WHAT YOU ARE ASKED TO DO - Comb the records below for the string "this" and copy each line where it turns up.

GIVEN RECORDS -
## Start
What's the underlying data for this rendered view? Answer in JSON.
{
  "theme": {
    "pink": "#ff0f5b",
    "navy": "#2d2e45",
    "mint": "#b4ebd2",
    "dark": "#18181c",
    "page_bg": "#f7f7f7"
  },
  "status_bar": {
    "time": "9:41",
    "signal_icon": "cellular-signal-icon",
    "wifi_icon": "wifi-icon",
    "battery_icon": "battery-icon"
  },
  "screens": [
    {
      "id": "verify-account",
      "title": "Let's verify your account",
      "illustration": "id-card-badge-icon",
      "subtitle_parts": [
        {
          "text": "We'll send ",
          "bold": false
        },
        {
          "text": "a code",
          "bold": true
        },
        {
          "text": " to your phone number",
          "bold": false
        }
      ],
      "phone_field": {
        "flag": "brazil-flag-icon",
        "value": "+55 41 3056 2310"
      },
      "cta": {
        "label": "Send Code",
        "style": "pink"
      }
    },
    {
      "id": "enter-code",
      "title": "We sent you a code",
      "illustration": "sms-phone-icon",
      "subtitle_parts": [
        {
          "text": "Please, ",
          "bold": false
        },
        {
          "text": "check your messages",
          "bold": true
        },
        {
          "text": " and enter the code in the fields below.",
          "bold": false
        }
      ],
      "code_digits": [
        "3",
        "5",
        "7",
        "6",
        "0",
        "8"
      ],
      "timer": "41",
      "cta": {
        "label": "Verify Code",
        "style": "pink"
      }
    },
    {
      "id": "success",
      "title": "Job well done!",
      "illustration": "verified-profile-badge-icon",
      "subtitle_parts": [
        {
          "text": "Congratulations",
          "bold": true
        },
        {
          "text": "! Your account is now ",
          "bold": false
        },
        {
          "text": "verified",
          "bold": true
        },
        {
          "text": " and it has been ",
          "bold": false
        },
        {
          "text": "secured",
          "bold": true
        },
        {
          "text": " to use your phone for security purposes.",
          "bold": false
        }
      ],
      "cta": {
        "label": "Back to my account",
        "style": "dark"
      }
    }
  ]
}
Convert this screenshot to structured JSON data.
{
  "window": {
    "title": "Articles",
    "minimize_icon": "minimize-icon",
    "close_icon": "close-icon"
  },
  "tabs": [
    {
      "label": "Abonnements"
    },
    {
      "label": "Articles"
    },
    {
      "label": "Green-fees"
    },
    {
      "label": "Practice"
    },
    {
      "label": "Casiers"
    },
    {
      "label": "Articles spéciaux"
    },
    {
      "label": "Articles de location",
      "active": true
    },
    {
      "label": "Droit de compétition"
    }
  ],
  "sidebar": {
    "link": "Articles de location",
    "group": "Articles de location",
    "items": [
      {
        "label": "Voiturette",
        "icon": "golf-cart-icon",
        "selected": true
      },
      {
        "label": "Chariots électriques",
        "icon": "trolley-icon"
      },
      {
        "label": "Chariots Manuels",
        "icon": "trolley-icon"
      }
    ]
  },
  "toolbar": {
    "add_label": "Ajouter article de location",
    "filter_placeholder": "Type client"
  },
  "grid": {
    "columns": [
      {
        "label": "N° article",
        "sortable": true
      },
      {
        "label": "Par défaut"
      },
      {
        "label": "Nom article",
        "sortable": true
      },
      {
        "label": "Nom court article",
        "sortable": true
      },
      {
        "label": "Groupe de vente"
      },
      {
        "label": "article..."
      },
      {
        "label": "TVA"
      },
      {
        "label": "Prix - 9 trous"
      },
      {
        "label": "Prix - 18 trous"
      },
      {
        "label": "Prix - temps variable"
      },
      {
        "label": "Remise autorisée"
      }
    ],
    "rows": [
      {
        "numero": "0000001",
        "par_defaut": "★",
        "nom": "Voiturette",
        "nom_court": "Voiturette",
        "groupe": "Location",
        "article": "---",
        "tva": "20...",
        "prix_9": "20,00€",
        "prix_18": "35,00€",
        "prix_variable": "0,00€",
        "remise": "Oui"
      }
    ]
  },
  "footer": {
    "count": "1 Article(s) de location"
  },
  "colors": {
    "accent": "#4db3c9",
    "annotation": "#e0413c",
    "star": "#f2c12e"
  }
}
## End
ANSWER TO THE PROBLEM -
What's the underlying data for this rendered view? Answer in JSON.
Convert this screenshot to structured JSON data.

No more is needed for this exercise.